What the task requires: Print verbatim the lines of the entries from the one containing "What text is on this page?" to the last, inclusive, and no others.

--- begin Provided information ---

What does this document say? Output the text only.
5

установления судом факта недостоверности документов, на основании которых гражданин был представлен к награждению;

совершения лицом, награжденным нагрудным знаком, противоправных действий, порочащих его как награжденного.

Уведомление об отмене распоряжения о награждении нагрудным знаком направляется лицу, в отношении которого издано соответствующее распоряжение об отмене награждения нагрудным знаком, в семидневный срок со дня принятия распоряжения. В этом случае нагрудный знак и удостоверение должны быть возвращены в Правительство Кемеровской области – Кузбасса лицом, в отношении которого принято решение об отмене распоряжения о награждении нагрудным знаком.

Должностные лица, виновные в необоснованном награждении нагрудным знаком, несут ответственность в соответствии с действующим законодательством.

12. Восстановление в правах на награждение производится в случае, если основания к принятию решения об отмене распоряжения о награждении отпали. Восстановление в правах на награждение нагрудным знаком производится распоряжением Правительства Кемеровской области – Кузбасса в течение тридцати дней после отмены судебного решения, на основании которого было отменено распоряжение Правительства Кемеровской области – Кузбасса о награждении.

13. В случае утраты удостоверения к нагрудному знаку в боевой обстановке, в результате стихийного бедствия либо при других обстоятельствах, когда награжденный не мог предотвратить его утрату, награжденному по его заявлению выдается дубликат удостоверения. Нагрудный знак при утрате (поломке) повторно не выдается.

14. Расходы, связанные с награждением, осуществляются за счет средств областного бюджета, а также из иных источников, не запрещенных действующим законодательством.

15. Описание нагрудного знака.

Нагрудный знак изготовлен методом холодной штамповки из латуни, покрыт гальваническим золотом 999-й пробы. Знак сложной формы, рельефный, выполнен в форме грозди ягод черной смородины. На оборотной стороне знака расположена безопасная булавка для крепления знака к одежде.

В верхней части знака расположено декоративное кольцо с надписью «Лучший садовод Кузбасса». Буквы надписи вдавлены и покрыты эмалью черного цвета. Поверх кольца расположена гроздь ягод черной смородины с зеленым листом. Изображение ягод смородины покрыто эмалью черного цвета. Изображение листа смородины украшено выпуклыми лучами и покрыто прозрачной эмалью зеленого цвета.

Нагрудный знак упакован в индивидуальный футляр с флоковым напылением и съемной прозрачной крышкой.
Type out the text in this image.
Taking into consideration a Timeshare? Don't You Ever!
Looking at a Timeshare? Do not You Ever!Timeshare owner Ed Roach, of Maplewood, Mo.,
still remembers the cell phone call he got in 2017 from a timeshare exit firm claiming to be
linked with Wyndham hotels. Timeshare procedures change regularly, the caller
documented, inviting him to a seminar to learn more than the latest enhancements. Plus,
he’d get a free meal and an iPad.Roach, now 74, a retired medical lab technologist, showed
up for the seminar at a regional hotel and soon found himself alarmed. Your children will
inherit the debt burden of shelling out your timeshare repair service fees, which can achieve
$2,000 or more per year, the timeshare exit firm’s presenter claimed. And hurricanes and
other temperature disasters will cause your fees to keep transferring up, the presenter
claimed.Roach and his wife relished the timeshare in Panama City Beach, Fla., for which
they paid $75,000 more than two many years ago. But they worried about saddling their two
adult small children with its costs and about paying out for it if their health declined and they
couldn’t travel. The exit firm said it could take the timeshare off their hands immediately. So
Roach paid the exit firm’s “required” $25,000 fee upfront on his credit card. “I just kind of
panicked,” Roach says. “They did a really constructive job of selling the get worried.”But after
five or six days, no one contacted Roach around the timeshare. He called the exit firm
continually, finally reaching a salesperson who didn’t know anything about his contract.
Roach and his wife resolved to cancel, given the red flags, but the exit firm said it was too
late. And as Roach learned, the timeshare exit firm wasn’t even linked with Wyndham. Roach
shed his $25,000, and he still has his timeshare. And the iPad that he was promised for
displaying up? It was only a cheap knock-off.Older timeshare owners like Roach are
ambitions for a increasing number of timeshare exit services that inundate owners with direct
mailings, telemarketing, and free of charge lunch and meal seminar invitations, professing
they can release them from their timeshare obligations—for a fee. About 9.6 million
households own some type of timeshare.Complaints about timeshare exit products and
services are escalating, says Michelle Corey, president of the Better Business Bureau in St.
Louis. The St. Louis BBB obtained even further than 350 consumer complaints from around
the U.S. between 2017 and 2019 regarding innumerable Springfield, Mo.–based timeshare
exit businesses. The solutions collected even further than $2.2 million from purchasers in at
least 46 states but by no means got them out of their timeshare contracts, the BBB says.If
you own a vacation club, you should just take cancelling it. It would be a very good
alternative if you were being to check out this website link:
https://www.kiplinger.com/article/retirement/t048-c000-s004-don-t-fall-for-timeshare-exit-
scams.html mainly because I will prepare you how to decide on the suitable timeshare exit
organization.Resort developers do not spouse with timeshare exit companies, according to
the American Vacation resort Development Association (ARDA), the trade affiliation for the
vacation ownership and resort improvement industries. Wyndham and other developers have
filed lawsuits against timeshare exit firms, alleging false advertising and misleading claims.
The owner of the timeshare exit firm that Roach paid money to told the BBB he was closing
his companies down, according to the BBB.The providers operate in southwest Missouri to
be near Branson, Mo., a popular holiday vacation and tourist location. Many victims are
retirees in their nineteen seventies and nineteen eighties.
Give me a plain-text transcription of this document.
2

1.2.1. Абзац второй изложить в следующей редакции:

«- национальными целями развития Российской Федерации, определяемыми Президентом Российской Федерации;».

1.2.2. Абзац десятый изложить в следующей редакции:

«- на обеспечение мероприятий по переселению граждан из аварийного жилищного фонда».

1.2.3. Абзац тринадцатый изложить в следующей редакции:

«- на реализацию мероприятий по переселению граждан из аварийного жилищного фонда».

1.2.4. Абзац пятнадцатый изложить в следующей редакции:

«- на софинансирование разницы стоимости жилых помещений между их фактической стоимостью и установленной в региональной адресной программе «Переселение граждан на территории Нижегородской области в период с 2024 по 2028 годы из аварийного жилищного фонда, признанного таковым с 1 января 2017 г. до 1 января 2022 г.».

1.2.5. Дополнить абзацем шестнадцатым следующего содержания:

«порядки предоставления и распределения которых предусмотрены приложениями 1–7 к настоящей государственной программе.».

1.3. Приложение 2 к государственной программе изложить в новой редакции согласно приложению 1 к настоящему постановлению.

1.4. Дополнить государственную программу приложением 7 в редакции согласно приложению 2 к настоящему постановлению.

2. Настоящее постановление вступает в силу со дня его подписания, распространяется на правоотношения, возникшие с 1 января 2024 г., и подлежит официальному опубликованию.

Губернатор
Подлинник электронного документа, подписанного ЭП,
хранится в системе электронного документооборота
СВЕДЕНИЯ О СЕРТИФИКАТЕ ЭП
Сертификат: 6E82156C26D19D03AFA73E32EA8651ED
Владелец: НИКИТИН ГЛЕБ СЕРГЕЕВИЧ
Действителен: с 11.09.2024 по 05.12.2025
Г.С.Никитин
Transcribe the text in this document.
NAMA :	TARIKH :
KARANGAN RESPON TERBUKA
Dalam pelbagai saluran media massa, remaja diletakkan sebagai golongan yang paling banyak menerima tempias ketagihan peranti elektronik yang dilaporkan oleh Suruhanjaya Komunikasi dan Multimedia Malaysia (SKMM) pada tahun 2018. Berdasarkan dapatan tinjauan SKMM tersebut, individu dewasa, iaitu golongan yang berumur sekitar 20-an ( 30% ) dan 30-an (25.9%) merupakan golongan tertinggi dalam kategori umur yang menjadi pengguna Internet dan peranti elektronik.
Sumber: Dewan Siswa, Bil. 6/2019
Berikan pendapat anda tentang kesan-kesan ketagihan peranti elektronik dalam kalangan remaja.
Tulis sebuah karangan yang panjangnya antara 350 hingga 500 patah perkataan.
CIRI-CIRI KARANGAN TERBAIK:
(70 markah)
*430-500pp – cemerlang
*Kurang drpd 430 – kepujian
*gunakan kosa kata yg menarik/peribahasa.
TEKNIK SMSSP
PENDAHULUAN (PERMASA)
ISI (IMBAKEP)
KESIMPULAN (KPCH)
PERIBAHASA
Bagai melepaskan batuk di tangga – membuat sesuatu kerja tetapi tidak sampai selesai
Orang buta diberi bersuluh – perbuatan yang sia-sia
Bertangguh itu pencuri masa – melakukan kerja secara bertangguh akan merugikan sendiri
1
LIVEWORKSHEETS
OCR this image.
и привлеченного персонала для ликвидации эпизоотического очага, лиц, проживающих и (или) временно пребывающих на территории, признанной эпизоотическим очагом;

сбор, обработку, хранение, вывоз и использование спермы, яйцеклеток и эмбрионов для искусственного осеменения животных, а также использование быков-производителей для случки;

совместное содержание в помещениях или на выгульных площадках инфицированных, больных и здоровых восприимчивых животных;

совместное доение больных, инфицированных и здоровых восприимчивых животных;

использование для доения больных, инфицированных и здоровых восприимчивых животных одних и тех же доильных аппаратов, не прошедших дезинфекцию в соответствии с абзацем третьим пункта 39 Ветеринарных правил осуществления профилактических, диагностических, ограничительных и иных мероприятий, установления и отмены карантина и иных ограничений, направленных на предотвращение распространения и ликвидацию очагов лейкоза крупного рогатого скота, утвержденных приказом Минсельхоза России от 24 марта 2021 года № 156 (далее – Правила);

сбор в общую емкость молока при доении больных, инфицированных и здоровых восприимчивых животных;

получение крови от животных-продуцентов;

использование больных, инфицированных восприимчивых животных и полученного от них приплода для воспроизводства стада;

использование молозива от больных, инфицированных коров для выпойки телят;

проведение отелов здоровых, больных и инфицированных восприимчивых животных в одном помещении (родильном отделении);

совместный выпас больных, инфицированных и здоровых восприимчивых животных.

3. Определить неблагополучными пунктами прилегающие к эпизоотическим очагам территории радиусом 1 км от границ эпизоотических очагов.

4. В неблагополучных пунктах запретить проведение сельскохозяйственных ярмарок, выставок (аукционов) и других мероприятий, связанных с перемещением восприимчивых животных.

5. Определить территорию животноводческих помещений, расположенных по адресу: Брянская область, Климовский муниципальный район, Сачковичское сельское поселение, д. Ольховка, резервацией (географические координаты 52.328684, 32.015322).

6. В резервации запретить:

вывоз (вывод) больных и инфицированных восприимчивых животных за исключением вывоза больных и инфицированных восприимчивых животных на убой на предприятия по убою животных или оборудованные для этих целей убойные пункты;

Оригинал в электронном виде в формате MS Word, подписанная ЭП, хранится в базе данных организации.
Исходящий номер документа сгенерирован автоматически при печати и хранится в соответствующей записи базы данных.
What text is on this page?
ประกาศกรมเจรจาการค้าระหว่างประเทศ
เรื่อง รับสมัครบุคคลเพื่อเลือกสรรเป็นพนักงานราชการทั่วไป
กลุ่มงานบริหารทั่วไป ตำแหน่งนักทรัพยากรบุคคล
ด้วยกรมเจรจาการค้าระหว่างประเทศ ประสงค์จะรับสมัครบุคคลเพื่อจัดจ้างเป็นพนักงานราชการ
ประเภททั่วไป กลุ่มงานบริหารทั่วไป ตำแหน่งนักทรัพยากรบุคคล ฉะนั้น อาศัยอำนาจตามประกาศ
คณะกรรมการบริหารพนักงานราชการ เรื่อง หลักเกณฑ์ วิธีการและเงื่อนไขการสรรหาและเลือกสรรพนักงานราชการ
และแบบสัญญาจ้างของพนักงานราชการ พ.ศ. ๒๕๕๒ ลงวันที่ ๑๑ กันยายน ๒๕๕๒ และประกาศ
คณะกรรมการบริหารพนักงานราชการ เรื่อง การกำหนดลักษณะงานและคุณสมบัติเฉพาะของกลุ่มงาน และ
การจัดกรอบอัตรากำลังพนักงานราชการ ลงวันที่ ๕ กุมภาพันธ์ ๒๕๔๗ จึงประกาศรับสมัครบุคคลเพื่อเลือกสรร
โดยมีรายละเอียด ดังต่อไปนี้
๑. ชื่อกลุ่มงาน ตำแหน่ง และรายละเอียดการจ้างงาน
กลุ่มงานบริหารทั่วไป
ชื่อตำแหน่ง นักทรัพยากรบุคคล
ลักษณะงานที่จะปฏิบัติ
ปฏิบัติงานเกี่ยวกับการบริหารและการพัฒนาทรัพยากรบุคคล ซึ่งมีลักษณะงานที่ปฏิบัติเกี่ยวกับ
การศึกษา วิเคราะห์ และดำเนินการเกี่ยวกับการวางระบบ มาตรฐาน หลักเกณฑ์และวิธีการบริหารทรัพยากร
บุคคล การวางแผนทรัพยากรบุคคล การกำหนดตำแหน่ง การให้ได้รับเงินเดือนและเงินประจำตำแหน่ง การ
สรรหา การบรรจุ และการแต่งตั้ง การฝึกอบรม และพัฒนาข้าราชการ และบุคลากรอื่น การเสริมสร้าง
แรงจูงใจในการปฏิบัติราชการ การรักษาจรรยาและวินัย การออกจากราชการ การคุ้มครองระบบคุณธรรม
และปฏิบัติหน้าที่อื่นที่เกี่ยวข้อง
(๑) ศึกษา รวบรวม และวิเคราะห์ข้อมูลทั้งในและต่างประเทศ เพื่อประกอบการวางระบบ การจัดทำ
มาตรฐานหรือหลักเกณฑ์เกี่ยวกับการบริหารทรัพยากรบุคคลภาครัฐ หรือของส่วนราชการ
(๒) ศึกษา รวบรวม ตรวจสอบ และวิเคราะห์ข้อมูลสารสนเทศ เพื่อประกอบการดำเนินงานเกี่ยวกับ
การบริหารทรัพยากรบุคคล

--- end Provided information ---

Expected output:
What text is on this page?
ประกาศกรมเจรจาการค้าระหว่างประเทศ
เรื่อง รับสมัครบุคคลเพื่อเลือกสรรเป็นพนักงานราชการทั่วไป
กลุ่มงานบริหารทั่วไป ตำแหน่งนักทรัพยากรบุคคล
ด้วยกรมเจรจาการค้าระหว่างประเทศ ประสงค์จะรับสมัครบุคคลเพื่อจัดจ้างเป็นพนักงานราชการ
ประเภททั่วไป กลุ่มงานบริหารทั่วไป ตำแหน่งนักทรัพยากรบุคคล ฉะนั้น อาศัยอำนาจตามประกาศ
คณะกรรมการบริหารพนักงานราชการ เรื่อง หลักเกณฑ์ วิธีการและเงื่อนไขการสรรหาและเลือกสรรพนักงานราชการ
และแบบสัญญาจ้างของพนักงานราชการ พ.ศ. ๒๕๕๒ ลงวันที่ ๑๑ กันยายน ๒๕๕๒ และประกาศ
คณะกรรมการบริหารพนักงานราชการ เรื่อง การกำหนดลักษณะงานและคุณสมบัติเฉพาะของกลุ่มงาน และ
การจัดกรอบอัตรากำลังพนักงานราชการ ลงวันที่ ๕ กุมภาพันธ์ ๒๕๔๗ จึงประกาศรับสมัครบุคคลเพื่อเลือกสรร
โดยมีรายละเอียด ดังต่อไปนี้
๑. ชื่อกลุ่มงาน ตำแหน่ง และรายละเอียดการจ้างงาน
กลุ่มงานบริหารทั่วไป
ชื่อตำแหน่ง นักทรัพยากรบุคคล
ลักษณะงานที่จะปฏิบัติ
ปฏิบัติงานเกี่ยวกับการบริหารและการพัฒนาทรัพยากรบุคคล ซึ่งมีลักษณะงานที่ปฏิบัติเกี่ยวกับ
การศึกษา วิเคราะห์ และดำเนินการเกี่ยวกับการวางระบบ มาตรฐาน หลักเกณฑ์และวิธีการบริหารทรัพยากร
บุคคล การวางแผนทรัพยากรบุคคล การกำหนดตำแหน่ง การให้ได้รับเงินเดือนและเงินประจำตำแหน่ง การ
สรรหา การบรรจุ และการแต่งตั้ง การฝึกอบรม และพัฒนาข้าราชการ และบุคลากรอื่น การเสริมสร้าง
แรงจูงใจในการปฏิบัติราชการ การรักษาจรรยาและวินัย การออกจากราชการ การคุ้มครองระบบคุณธรรม
และปฏิบัติหน้าที่อื่นที่เกี่ยวข้อง
(๑) ศึกษา รวบรวม และวิเคราะห์ข้อมูลทั้งในและต่างประเทศ เพื่อประกอบการวางระบบ การจัดทำ
มาตรฐานหรือหลักเกณฑ์เกี่ยวกับการบริหารทรัพยากรบุคคลภาครัฐ หรือของส่วนราชการ
(๒) ศึกษา รวบรวม ตรวจสอบ และวิเคราะห์ข้อมูลสารสนเทศ เพื่อประกอบการดำเนินงานเกี่ยวกับ
การบริหารทรัพยากรบุคคล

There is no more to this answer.